* **JOB**
How many lines in this data contain the string "JSON"? Reply with the number only.
====================
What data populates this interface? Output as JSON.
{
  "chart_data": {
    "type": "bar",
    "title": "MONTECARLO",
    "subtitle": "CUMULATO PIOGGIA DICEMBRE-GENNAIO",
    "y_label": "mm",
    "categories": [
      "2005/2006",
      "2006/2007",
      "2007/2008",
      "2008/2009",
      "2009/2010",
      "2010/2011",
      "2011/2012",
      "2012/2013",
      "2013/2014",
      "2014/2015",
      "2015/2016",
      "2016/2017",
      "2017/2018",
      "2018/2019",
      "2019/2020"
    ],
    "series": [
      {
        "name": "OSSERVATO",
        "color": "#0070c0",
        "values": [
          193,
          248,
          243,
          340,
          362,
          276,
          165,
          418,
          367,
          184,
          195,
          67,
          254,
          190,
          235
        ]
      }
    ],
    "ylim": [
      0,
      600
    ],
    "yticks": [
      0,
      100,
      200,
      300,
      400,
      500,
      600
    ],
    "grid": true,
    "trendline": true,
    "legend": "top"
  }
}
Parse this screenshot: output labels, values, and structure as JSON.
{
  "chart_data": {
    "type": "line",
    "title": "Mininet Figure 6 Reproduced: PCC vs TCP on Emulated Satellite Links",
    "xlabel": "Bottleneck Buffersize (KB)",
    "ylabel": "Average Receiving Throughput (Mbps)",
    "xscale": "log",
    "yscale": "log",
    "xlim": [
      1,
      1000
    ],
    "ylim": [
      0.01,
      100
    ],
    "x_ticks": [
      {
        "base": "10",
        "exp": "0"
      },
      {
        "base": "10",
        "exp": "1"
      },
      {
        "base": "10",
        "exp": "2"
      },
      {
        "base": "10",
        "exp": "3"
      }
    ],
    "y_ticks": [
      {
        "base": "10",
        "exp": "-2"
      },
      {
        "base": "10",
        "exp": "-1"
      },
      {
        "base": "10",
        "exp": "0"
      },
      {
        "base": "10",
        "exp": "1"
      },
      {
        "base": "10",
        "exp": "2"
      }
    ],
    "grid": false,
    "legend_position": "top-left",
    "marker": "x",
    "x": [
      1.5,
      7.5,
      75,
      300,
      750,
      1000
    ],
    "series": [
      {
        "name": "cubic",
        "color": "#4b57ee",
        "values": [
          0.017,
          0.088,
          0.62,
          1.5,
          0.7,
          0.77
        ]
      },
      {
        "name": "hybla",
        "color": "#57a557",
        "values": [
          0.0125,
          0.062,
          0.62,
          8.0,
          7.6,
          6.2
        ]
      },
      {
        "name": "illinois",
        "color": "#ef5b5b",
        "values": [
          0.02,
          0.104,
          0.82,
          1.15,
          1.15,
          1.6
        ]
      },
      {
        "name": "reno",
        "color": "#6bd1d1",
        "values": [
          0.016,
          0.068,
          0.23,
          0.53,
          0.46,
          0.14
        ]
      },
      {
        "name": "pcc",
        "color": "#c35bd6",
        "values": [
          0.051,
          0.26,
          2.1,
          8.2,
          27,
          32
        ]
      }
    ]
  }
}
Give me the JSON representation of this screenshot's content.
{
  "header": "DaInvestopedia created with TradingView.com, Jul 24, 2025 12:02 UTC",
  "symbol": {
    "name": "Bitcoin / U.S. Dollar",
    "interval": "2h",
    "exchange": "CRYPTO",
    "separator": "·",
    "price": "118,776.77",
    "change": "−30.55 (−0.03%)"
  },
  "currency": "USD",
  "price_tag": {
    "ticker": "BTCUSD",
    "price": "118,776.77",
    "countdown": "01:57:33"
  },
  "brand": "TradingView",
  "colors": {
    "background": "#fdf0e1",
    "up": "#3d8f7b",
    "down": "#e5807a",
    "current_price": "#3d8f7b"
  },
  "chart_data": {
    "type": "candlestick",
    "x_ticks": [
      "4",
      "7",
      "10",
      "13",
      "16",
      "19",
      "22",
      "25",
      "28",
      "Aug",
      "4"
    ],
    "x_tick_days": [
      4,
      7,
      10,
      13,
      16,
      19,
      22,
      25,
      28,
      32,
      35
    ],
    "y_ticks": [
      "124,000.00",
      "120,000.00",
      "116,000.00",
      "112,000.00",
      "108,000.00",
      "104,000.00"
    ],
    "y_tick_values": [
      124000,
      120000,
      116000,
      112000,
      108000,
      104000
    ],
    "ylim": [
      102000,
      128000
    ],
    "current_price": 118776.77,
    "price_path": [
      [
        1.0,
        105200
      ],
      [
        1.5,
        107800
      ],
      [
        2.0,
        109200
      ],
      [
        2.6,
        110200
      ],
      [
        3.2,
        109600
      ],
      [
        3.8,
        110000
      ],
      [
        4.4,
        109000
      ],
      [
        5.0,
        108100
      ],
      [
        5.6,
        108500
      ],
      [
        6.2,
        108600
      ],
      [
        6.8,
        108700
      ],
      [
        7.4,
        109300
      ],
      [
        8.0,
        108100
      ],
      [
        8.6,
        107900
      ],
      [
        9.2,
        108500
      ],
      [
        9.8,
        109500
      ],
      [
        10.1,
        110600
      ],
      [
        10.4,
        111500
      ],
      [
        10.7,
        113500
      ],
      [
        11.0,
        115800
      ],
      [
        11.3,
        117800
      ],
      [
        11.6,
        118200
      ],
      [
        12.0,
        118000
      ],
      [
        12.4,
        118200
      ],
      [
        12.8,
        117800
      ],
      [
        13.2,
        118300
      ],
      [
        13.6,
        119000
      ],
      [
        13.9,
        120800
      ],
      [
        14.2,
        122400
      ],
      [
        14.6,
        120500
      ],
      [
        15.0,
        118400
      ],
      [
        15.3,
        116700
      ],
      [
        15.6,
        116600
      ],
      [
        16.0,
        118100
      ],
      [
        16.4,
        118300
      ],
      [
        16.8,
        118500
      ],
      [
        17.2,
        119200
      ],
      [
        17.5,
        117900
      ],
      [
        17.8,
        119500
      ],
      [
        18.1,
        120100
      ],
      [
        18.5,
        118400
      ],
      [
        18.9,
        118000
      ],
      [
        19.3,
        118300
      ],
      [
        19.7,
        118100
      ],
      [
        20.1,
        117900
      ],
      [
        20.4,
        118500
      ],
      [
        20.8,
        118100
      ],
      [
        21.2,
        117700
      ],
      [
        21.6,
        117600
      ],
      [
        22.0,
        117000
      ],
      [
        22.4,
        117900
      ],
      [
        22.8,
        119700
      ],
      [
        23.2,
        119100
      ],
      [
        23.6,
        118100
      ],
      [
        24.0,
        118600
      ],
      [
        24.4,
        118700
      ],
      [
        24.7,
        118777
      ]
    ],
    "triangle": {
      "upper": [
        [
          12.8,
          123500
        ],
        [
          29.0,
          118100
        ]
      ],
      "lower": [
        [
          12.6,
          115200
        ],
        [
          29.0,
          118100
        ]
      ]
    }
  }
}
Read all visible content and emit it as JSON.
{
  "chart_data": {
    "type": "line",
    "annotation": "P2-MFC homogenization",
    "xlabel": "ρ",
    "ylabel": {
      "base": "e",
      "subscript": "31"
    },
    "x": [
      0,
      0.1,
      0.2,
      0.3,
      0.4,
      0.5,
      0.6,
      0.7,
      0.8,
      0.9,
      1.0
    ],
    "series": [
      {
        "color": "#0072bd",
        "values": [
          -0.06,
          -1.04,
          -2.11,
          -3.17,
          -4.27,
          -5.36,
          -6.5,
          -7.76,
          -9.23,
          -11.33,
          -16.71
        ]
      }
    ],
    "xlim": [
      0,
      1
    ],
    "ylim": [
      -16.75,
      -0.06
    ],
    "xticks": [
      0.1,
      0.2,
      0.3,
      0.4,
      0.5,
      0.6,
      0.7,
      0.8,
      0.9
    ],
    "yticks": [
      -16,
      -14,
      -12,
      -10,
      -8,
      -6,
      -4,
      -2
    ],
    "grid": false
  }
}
====================
* **ANSWER TO THE EXERCISE**
4